Task requirements:
Copy out lines with the word "Sabha" from the material that follows.

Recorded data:
╭──
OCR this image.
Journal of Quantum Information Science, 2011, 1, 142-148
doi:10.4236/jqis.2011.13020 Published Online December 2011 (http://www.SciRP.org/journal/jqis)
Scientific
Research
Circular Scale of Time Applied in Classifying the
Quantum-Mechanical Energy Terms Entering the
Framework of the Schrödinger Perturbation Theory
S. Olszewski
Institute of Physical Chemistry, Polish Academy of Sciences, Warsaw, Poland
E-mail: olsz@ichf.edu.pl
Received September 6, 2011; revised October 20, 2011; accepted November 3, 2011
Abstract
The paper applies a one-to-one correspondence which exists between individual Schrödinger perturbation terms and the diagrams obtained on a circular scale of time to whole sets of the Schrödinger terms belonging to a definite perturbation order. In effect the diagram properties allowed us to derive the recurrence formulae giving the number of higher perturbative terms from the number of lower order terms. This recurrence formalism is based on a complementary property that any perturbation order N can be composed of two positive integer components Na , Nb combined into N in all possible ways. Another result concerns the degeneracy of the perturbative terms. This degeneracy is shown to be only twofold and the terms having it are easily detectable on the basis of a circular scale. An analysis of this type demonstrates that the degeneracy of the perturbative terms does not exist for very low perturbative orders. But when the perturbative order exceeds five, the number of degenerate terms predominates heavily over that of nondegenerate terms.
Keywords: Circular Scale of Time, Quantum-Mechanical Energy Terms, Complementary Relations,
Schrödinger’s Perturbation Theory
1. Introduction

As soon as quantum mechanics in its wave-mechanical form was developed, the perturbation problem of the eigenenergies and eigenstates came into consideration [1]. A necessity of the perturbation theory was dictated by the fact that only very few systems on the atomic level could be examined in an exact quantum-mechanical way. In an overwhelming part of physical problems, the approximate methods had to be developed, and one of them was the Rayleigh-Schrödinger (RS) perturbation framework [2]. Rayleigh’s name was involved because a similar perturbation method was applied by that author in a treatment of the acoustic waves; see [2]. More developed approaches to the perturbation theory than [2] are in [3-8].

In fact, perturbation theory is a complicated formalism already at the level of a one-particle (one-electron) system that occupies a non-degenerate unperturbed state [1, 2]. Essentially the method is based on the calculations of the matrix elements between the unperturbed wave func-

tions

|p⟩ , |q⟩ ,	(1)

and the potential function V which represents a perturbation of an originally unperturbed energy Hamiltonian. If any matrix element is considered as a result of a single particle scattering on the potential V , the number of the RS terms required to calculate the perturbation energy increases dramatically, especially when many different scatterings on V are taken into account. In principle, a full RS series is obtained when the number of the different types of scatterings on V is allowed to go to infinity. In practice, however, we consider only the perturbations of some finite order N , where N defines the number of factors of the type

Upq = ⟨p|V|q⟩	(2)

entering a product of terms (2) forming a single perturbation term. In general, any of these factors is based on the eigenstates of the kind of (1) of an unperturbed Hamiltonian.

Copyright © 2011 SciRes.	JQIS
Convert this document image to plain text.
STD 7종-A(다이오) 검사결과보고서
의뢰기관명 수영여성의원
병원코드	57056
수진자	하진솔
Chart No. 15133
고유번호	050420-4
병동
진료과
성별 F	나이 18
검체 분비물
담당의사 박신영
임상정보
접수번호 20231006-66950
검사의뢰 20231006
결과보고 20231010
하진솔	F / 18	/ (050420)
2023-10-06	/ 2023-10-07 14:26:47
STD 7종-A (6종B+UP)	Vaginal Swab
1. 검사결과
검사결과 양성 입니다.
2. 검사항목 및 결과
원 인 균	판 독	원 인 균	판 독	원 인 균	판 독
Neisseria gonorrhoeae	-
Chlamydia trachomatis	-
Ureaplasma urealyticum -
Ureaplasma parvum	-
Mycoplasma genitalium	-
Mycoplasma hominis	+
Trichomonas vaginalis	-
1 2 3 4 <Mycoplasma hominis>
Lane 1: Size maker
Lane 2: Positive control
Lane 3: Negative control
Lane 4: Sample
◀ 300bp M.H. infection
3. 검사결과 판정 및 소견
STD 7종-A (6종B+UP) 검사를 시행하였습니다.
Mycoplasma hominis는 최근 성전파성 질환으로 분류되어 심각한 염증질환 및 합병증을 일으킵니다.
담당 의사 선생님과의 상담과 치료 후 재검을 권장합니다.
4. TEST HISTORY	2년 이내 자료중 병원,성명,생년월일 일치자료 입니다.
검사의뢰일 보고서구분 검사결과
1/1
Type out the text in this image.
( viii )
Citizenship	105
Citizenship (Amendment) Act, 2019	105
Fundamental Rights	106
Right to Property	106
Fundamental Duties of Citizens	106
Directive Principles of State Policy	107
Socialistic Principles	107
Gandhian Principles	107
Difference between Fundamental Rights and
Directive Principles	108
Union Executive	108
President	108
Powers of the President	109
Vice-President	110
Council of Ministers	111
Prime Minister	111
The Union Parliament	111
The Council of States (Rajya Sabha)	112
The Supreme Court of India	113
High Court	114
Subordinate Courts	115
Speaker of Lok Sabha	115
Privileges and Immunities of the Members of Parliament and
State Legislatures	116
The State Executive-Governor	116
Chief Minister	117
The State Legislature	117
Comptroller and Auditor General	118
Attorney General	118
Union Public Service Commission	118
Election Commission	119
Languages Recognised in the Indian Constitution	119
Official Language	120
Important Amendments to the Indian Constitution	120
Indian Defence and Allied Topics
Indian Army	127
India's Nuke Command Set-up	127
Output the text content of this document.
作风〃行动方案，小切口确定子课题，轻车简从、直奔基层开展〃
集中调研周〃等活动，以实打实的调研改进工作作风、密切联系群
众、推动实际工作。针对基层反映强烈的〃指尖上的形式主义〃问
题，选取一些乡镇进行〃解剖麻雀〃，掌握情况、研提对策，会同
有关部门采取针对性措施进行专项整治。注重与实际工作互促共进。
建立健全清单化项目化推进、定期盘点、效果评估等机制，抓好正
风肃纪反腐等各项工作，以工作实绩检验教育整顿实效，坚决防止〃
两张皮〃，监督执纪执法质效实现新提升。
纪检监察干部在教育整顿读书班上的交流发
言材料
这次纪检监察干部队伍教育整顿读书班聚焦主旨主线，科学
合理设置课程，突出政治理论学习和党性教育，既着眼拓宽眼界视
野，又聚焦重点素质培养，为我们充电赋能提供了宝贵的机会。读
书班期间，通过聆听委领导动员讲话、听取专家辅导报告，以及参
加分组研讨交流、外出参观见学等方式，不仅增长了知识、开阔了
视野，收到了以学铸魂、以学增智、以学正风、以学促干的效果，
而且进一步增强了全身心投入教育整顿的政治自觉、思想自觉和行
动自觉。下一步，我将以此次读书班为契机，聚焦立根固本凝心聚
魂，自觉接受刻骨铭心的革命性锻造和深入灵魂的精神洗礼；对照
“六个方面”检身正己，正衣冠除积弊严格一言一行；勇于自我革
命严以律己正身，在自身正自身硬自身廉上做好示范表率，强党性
╰──
Response to this exercise:
The Council of States (Rajya Sabha)	112
Speaker of Lok Sabha	115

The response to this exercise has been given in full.